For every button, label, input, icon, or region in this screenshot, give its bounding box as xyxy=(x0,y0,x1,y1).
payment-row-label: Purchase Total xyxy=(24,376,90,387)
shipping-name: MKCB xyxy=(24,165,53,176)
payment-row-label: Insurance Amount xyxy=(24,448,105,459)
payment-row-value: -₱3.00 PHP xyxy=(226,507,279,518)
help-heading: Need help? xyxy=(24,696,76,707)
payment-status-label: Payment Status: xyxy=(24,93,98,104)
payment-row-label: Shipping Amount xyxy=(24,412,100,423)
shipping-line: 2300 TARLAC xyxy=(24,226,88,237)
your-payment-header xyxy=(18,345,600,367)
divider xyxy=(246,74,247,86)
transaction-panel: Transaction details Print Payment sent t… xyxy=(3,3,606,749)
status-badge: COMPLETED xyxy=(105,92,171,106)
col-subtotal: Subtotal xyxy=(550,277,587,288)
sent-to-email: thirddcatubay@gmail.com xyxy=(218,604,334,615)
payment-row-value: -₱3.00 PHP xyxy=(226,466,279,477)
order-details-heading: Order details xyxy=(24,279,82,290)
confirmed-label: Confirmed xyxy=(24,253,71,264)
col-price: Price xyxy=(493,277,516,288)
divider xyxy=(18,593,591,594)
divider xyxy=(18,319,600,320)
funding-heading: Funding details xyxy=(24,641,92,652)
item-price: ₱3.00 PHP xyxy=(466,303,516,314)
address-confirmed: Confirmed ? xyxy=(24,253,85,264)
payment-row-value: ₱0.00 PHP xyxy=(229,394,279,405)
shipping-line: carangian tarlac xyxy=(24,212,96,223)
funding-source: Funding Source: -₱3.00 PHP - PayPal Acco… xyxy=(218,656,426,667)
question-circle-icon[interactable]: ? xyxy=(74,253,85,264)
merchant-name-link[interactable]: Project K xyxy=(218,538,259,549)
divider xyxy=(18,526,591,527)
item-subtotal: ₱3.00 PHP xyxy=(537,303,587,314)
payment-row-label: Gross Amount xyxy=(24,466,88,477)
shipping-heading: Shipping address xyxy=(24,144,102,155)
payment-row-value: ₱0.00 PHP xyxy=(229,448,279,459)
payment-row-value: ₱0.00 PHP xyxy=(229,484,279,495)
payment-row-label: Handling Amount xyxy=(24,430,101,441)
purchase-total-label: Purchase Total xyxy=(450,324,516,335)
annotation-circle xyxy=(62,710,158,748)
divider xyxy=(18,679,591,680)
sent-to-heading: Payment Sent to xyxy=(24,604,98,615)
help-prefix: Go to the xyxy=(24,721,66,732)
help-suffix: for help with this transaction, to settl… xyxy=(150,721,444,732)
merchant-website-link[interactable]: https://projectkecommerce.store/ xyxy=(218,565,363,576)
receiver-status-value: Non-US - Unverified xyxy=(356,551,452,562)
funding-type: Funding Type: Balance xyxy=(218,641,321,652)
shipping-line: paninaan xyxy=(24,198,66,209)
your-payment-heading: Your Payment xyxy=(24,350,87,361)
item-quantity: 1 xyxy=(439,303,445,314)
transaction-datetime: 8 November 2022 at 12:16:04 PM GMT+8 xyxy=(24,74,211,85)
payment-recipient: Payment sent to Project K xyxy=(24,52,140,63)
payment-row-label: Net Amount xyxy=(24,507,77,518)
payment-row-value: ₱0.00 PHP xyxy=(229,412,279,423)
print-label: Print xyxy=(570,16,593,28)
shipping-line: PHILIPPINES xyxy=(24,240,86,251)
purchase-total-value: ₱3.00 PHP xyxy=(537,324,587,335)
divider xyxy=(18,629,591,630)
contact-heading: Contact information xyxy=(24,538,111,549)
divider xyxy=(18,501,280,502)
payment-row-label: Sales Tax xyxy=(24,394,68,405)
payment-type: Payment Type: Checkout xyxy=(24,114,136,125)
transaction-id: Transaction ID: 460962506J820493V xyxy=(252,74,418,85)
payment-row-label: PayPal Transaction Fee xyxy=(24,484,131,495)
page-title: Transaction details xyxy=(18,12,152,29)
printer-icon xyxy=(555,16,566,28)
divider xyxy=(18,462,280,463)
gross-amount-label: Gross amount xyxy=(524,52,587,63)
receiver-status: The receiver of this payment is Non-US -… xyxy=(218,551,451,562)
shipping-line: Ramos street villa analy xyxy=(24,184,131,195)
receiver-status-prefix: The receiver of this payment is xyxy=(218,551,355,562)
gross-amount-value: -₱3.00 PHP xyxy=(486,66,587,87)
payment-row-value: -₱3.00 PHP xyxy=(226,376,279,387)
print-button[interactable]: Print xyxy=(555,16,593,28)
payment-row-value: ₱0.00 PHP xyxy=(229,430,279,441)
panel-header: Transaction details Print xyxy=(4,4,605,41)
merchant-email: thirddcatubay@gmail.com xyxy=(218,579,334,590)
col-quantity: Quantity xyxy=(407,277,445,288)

----------------

__WHAT YOU NEED TO DO__.
Please pull out every line above that contains the string "funding", treating uppercase and lowercase letters as different.

__ANSWER__.
funding-heading: Funding details xyxy=(24,641,92,652)
funding-source: Funding Source: -₱3.00 PHP - PayPal Acco… xyxy=(218,656,426,667)
funding-type: Funding Type: Balance xyxy=(218,641,321,652)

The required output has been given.